* [The task]:
Filter the entries below, keeping every line that has the word "Deposit".

* [Working data]:
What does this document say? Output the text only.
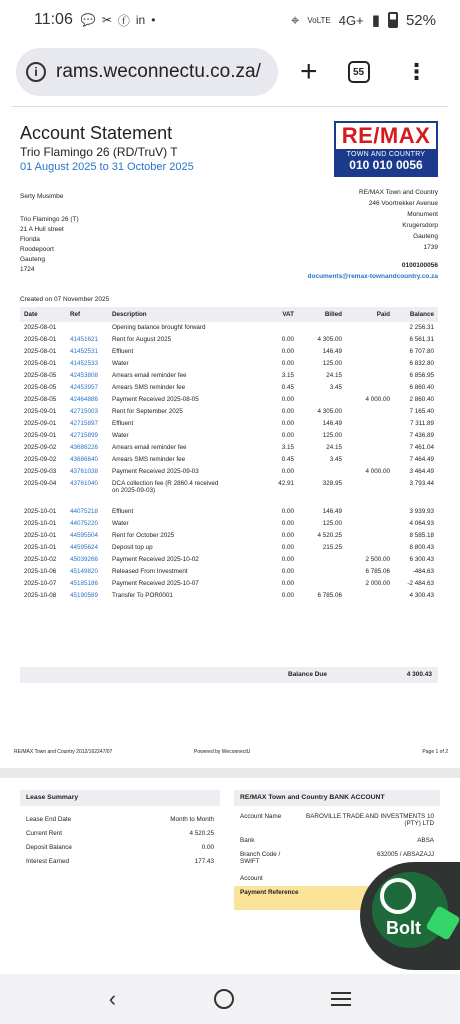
11:06 💬 ✂ ⓕ in •	⌖ VoLTE 4G+ ▮ 52%
i rams.weconnectu.co.za/ +	55 ⋮
Account Statement
Trio Flamingo 26 (RD/TruV) T
01 August 2025 to 31 October 2025
RE/MAX
TOWN AND COUNTRY
010 010 0056
Serty Musimbe
Trio Flamingo 26 (T)
21 A Hull street
Florida
Roodepoort
Gauteng
1724
RE/MAX Town and Country
246 Voortrekker Avenue
Monument
Krugersdorp
Gauteng
1739
0100100056
documents@remax-townandcountry.co.za
Created on 07 November 2025
Date	Ref	Description	VAT	Billed	Paid	Balance
2025-08-01		Opening balance brought forward				2 256.31
2025-08-01	41451621	Rent for August 2025	0.00	4 305.00		6 561.31
2025-08-01	41452531	Effluent	0.00	146.49		6 707.80
2025-08-01	41452533	Water	0.00	125.00		6 832.80
2025-08-05	42453808	Arrears email reminder fee	3.15	24.15		6 856.95
2025-08-05	42453957	Arrears SMS reminder fee	0.45	3.45		6 860.40
2025-08-05	42464886	Payment Received 2025-08-05	0.00		4 000.00	2 860.40
2025-09-01	42715003	Rent for September 2025	0.00	4 305.00		7 165.40
2025-09-01	42715897	Effluent	0.00	146.49		7 311.89
2025-09-01	42715899	Water	0.00	125.00		7 436.89
2025-09-02	43686226	Arrears email reminder fee	3.15	24.15		7 461.04
2025-09-02	43686640	Arrears SMS reminder fee	0.45	3.45		7 464.49
2025-09-03	43761038	Payment Received 2025-09-03	0.00		4 000.00	3 464.49
2025-09-04	43761040	DCA collection fee (R 2860.4 received
on 2025-09-03)	42.91	328.95		3 793.44

2025-10-01	44075218	Effluent	0.00	146.49		3 939.93
2025-10-01	44075220	Water	0.00	125.00		4 064.93
2025-10-01	44595504	Rent for October 2025	0.00	4 520.25		8 585.18
2025-10-01	44595624	Deposit top up	0.00	215.25		8 800.43
2025-10-02	45039266	Payment Received 2025-10-02	0.00		2 500.00	6 300.43
2025-10-06	45149820	Released From Investment	0.00		6 785.06	-484.63
2025-10-07	45185186	Payment Received 2025-10-07	0.00		2 000.00	-2 484.63
2025-10-08	45190589	Transfer To POR0001	0.00	6 785.06		4 300.43
Balance Due	4 300.43
RE/MAX Town and Country 2012/162247/07	Powered by WeconnectU	Page 1 of 2
Lease Summary
Lease End Date	Month to Month
Current Rent	4 520.25
Deposit Balance	0.00
Interest Earned	177.43
RE/MAX Town and Country BANK ACCOUNT
Account Name	BAROVILLE TRADE AND INVESTMENTS 10 (PTY) LTD
Bank	ABSA
Branch Code / SWIFT
632005 / ABSAZAJJ
Account
Payment Reference
Bolt
‹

* [Response]:
2025-10-01	44595624	Deposit top up	0.00	215.25		8 800.43
Deposit Balance	0.00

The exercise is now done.